Show each line that has the string "document" in it.
** BEGIN Entries supplied **
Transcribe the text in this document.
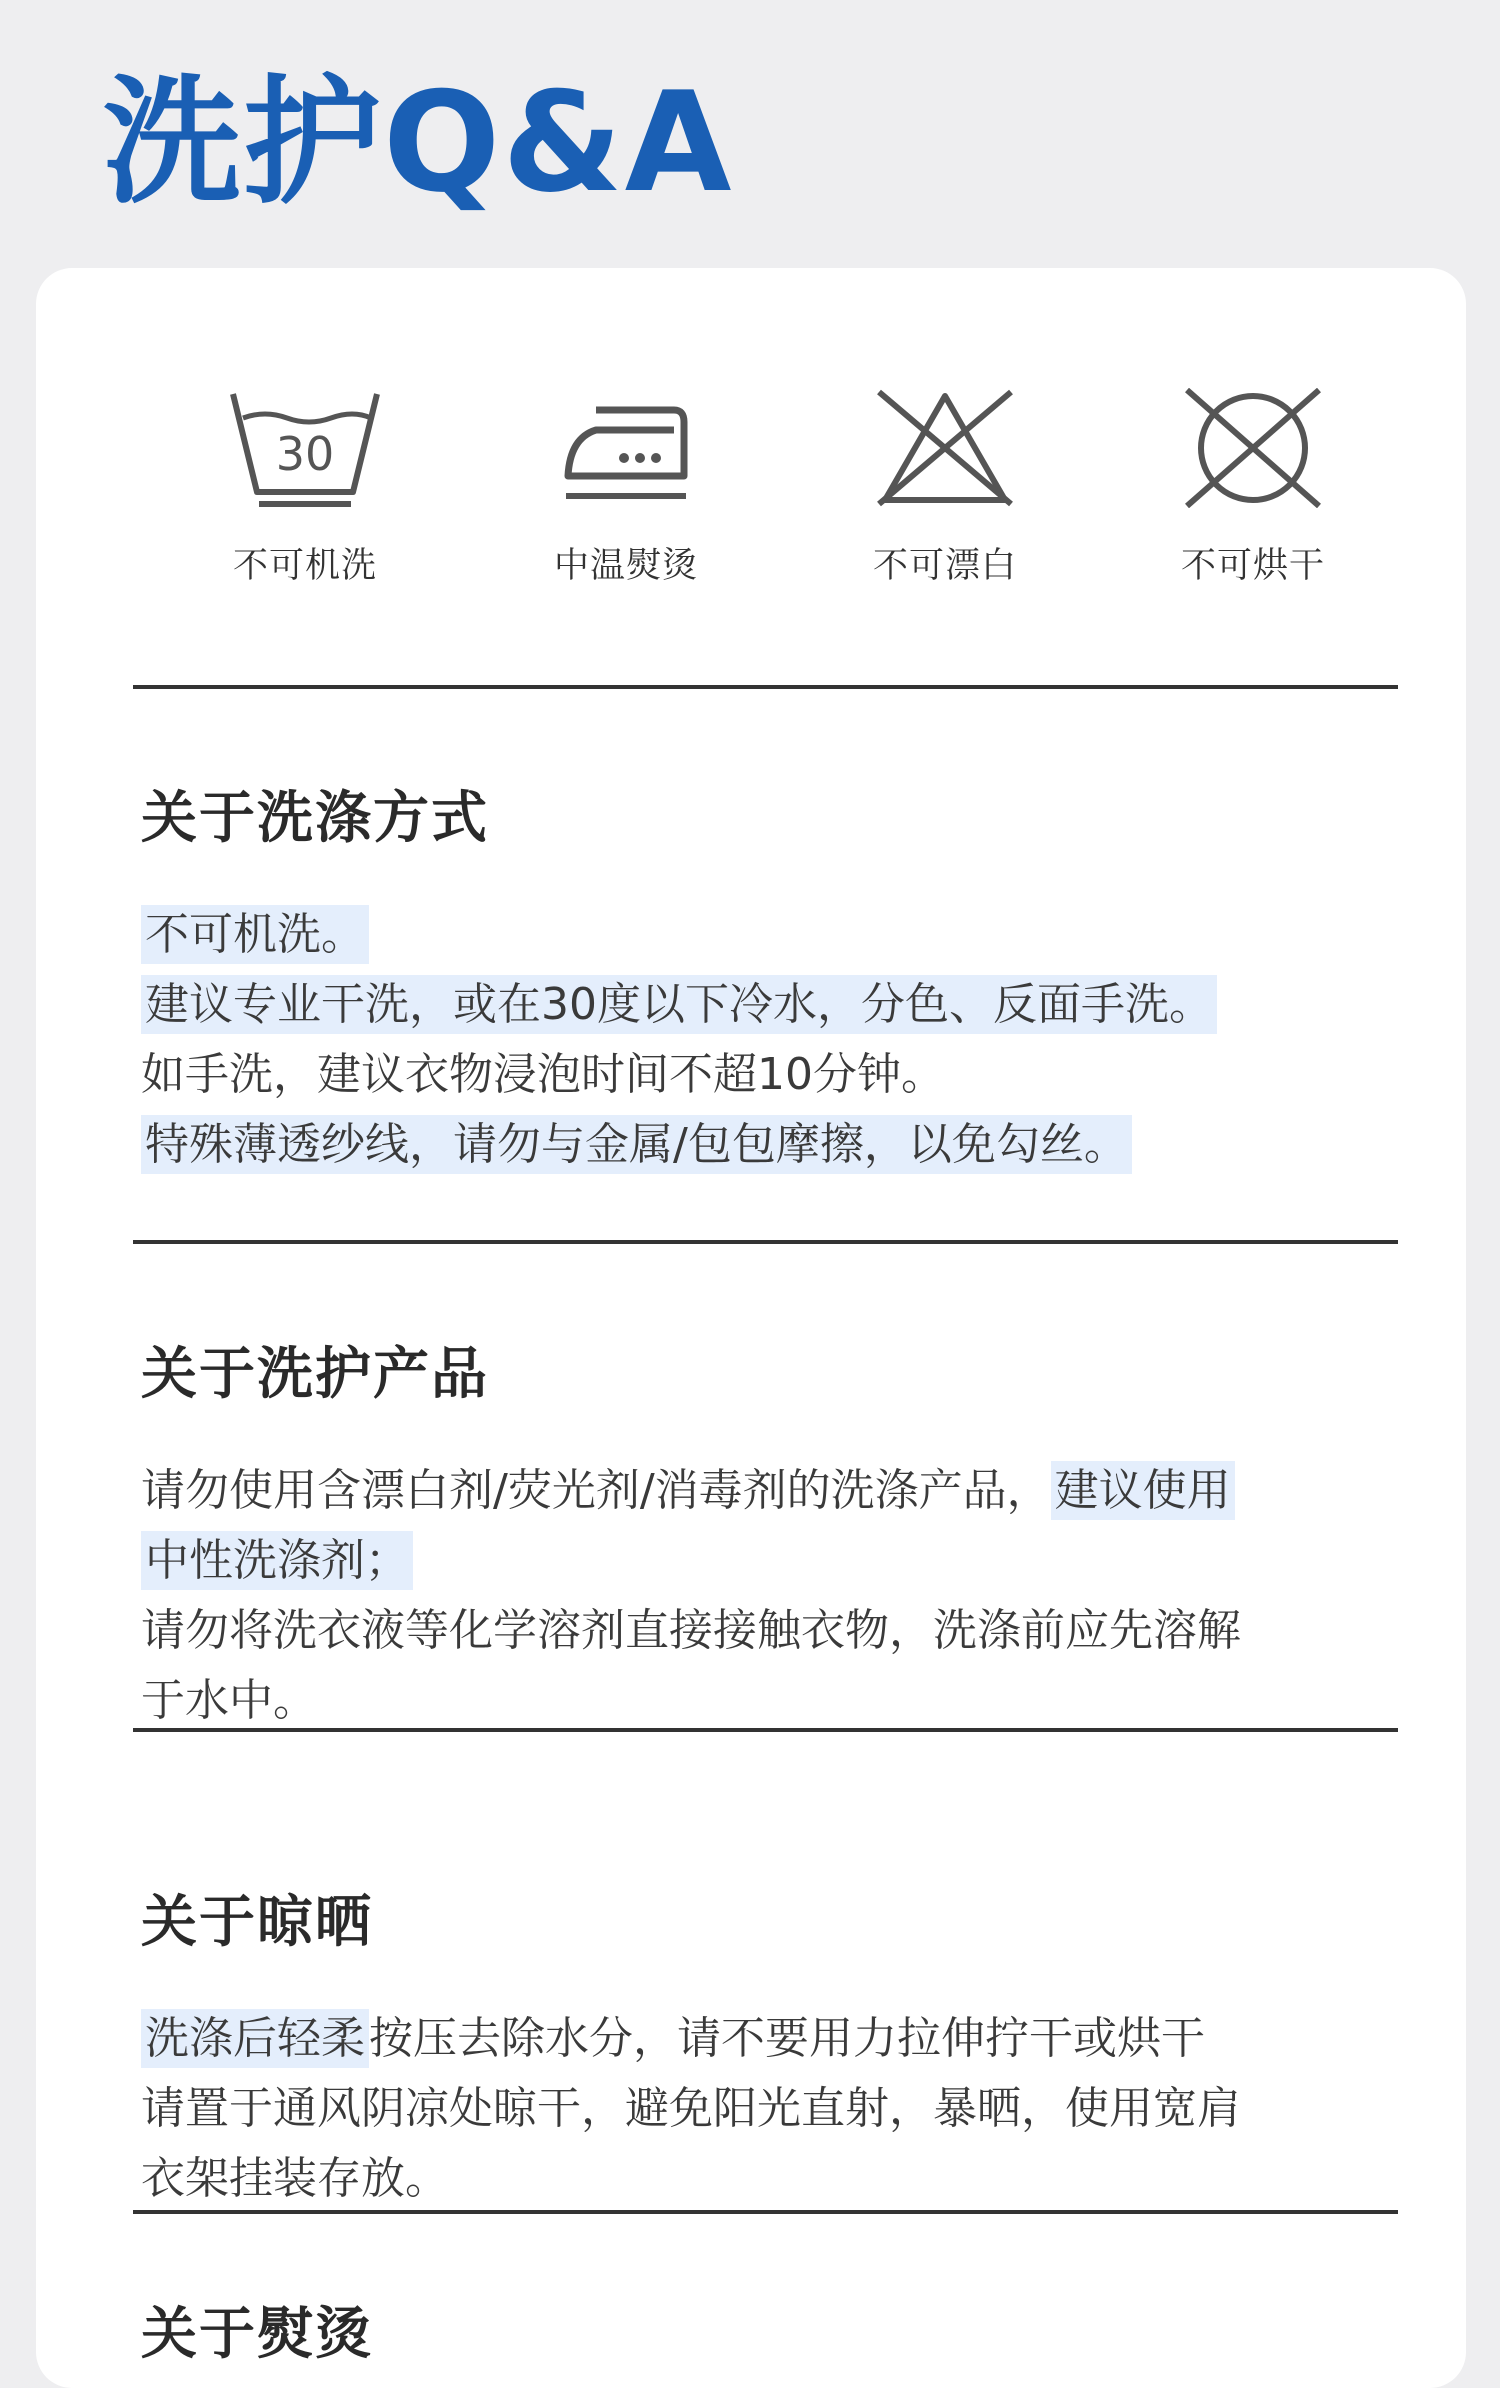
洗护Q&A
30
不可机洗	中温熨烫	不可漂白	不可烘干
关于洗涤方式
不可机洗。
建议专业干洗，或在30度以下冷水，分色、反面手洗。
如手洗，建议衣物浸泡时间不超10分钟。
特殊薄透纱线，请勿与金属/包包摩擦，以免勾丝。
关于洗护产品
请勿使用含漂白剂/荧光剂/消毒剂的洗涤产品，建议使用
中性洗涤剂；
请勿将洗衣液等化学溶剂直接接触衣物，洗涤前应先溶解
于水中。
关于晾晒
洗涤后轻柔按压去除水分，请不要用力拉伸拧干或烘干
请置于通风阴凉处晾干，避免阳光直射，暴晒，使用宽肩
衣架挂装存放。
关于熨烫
** END Entries supplied **
** BEGIN Entries supplied **
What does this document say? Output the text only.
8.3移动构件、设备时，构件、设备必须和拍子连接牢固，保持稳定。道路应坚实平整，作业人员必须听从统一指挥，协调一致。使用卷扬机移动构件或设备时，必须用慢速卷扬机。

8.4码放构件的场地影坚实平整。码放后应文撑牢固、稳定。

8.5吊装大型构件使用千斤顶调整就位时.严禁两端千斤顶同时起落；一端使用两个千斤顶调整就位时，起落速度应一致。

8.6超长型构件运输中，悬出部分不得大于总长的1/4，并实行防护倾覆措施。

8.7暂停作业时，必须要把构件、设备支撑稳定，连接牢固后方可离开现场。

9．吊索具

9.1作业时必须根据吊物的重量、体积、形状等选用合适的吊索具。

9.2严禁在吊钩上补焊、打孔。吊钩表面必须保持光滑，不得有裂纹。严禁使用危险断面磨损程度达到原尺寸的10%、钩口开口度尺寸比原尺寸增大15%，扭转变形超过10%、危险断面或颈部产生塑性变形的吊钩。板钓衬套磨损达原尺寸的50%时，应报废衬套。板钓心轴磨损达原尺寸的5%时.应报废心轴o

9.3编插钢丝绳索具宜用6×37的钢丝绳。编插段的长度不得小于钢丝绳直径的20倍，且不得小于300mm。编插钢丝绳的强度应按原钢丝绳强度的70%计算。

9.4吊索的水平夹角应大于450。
** END Entries supplied **
Reply to the task:
Transcribe the text in this document.
What does this document say? Output the text only.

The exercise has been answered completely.